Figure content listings

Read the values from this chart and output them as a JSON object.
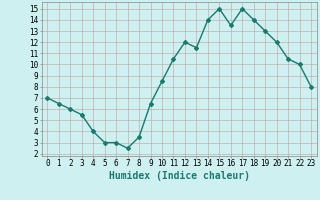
{
  "x": [
    0,
    1,
    2,
    3,
    4,
    5,
    6,
    7,
    8,
    9,
    10,
    11,
    12,
    13,
    14,
    15,
    16,
    17,
    18,
    19,
    20,
    21,
    22,
    23
  ],
  "y": [
    7.0,
    6.5,
    6.0,
    5.5,
    4.0,
    3.0,
    3.0,
    2.5,
    3.5,
    6.5,
    8.5,
    10.5,
    12.0,
    11.5,
    14.0,
    15.0,
    13.5,
    15.0,
    14.0,
    13.0,
    12.0,
    10.5,
    10.0,
    8.0
  ],
  "xlabel": "Humidex (Indice chaleur)",
  "line_color": "#1a7a6e",
  "marker": "D",
  "marker_size": 2,
  "bg_color": "#cef0f0",
  "grid_color": "#c0a0a0",
  "xlim": [
    -0.5,
    23.5
  ],
  "ylim": [
    1.8,
    15.6
  ],
  "yticks": [
    2,
    3,
    4,
    5,
    6,
    7,
    8,
    9,
    10,
    11,
    12,
    13,
    14,
    15
  ],
  "xticks": [
    0,
    1,
    2,
    3,
    4,
    5,
    6,
    7,
    8,
    9,
    10,
    11,
    12,
    13,
    14,
    15,
    16,
    17,
    18,
    19,
    20,
    21,
    22,
    23
  ],
  "tick_label_fontsize": 5.5,
  "xlabel_fontsize": 7,
  "line_width": 1.0
}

(Instructions for the task) Repeat the data exactly, dropping every picture it holds.

(Right answer)
Read the values from this chart and output them as a JSON object.
{
  "x": [
    0,
    1,
    2,
    3,
    4,
    5,
    6,
    7,
    8,
    9,
    10,
    11,
    12,
    13,
    14,
    15,
    16,
    17,
    18,
    19,
    20,
    21,
    22,
    23
  ],
  "y": [
    7.0,
    6.5,
    6.0,
    5.5,
    4.0,
    3.0,
    3.0,
    2.5,
    3.5,
    6.5,
    8.5,
    10.5,
    12.0,
    11.5,
    14.0,
    15.0,
    13.5,
    15.0,
    14.0,
    13.0,
    12.0,
    10.5,
    10.0,
    8.0
  ],
  "xlabel": "Humidex (Indice chaleur)",
  "line_color": "#1a7a6e",
  "marker": "D",
  "marker_size": 2,
  "bg_color": "#cef0f0",
  "grid_color": "#c0a0a0",
  "xlim": [
    -0.5,
    23.5
  ],
  "ylim": [
    1.8,
    15.6
  ],
  "yticks": [
    2,
    3,
    4,
    5,
    6,
    7,
    8,
    9,
    10,
    11,
    12,
    13,
    14,
    15
  ],
  "xticks": [
    0,
    1,
    2,
    3,
    4,
    5,
    6,
    7,
    8,
    9,
    10,
    11,
    12,
    13,
    14,
    15,
    16,
    17,
    18,
    19,
    20,
    21,
    22,
    23
  ],
  "tick_label_fontsize": 5.5,
  "xlabel_fontsize": 7,
  "line_width": 1.0
}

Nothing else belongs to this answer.